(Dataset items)
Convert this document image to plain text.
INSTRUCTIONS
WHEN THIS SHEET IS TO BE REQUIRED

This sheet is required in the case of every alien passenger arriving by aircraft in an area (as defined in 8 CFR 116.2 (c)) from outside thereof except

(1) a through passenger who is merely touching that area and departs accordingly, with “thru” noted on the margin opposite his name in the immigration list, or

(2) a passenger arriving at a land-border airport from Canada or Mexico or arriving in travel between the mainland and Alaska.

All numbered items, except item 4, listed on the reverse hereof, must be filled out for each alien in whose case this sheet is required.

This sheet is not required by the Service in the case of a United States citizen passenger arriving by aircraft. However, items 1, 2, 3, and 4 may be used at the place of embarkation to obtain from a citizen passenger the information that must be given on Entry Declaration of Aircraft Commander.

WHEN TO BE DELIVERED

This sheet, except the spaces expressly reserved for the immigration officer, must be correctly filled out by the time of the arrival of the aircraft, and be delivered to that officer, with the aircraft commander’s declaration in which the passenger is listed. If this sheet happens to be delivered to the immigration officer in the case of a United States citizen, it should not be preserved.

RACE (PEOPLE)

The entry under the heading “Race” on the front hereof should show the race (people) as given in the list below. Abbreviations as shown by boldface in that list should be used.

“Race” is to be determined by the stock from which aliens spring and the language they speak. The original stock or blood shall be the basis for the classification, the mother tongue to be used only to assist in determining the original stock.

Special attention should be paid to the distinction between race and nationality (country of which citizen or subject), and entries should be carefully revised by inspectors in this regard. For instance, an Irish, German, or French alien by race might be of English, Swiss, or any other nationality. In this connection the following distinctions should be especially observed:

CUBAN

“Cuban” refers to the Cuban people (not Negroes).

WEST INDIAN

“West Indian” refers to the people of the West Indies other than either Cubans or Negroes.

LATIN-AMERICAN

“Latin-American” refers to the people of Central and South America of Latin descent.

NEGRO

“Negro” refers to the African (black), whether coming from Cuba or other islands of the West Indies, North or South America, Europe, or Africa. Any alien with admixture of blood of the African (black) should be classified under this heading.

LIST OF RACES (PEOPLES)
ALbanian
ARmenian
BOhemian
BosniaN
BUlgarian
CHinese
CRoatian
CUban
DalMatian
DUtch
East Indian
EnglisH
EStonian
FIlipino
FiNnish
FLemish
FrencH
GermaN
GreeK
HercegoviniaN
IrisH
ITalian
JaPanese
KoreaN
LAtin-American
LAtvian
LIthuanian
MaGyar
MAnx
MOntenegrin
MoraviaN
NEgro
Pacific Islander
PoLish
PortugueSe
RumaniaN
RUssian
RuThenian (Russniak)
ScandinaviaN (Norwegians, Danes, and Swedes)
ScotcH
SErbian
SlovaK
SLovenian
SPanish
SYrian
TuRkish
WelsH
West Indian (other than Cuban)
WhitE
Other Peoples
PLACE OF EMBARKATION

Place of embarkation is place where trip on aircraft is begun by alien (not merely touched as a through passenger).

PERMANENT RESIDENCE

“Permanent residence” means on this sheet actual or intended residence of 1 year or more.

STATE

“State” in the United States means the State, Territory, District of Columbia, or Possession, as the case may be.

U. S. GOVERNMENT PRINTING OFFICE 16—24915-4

→ **DIRECTIONS**
Please quote the data above in full, with no line missing.

→ **EXERCISE SOLUTION**
Convert this document image to plain text.
INSTRUCTIONS
WHEN THIS SHEET IS TO BE REQUIRED

This sheet is required in the case of every alien passenger arriving by aircraft in an area (as defined in 8 CFR 116.2 (c)) from outside thereof except

(1) a through passenger who is merely touching that area and departs accordingly, with “thru” noted on the margin opposite his name in the immigration list, or

(2) a passenger arriving at a land-border airport from Canada or Mexico or arriving in travel between the mainland and Alaska.

All numbered items, except item 4, listed on the reverse hereof, must be filled out for each alien in whose case this sheet is required.

This sheet is not required by the Service in the case of a United States citizen passenger arriving by aircraft. However, items 1, 2, 3, and 4 may be used at the place of embarkation to obtain from a citizen passenger the information that must be given on Entry Declaration of Aircraft Commander.

WHEN TO BE DELIVERED

This sheet, except the spaces expressly reserved for the immigration officer, must be correctly filled out by the time of the arrival of the aircraft, and be delivered to that officer, with the aircraft commander’s declaration in which the passenger is listed. If this sheet happens to be delivered to the immigration officer in the case of a United States citizen, it should not be preserved.

RACE (PEOPLE)

The entry under the heading “Race” on the front hereof should show the race (people) as given in the list below. Abbreviations as shown by boldface in that list should be used.

“Race” is to be determined by the stock from which aliens spring and the language they speak. The original stock or blood shall be the basis for the classification, the mother tongue to be used only to assist in determining the original stock.

Special attention should be paid to the distinction between race and nationality (country of which citizen or subject), and entries should be carefully revised by inspectors in this regard. For instance, an Irish, German, or French alien by race might be of English, Swiss, or any other nationality. In this connection the following distinctions should be especially observed:

CUBAN

“Cuban” refers to the Cuban people (not Negroes).

WEST INDIAN

“West Indian” refers to the people of the West Indies other than either Cubans or Negroes.

LATIN-AMERICAN

“Latin-American” refers to the people of Central and South America of Latin descent.

NEGRO

“Negro” refers to the African (black), whether coming from Cuba or other islands of the West Indies, North or South America, Europe, or Africa. Any alien with admixture of blood of the African (black) should be classified under this heading.

LIST OF RACES (PEOPLES)
ALbanian
ARmenian
BOhemian
BosniaN
BUlgarian
CHinese
CRoatian
CUban
DalMatian
DUtch
East Indian
EnglisH
EStonian
FIlipino
FiNnish
FLemish
FrencH
GermaN
GreeK
HercegoviniaN
IrisH
ITalian
JaPanese
KoreaN
LAtin-American
LAtvian
LIthuanian
MaGyar
MAnx
MOntenegrin
MoraviaN
NEgro
Pacific Islander
PoLish
PortugueSe
RumaniaN
RUssian
RuThenian (Russniak)
ScandinaviaN (Norwegians, Danes, and Swedes)
ScotcH
SErbian
SlovaK
SLovenian
SPanish
SYrian
TuRkish
WelsH
West Indian (other than Cuban)
WhitE
Other Peoples
PLACE OF EMBARKATION

Place of embarkation is place where trip on aircraft is begun by alien (not merely touched as a through passenger).

PERMANENT RESIDENCE

“Permanent residence” means on this sheet actual or intended residence of 1 year or more.

STATE

“State” in the United States means the State, Territory, District of Columbia, or Possession, as the case may be.

U. S. GOVERNMENT PRINTING OFFICE 16—24915-4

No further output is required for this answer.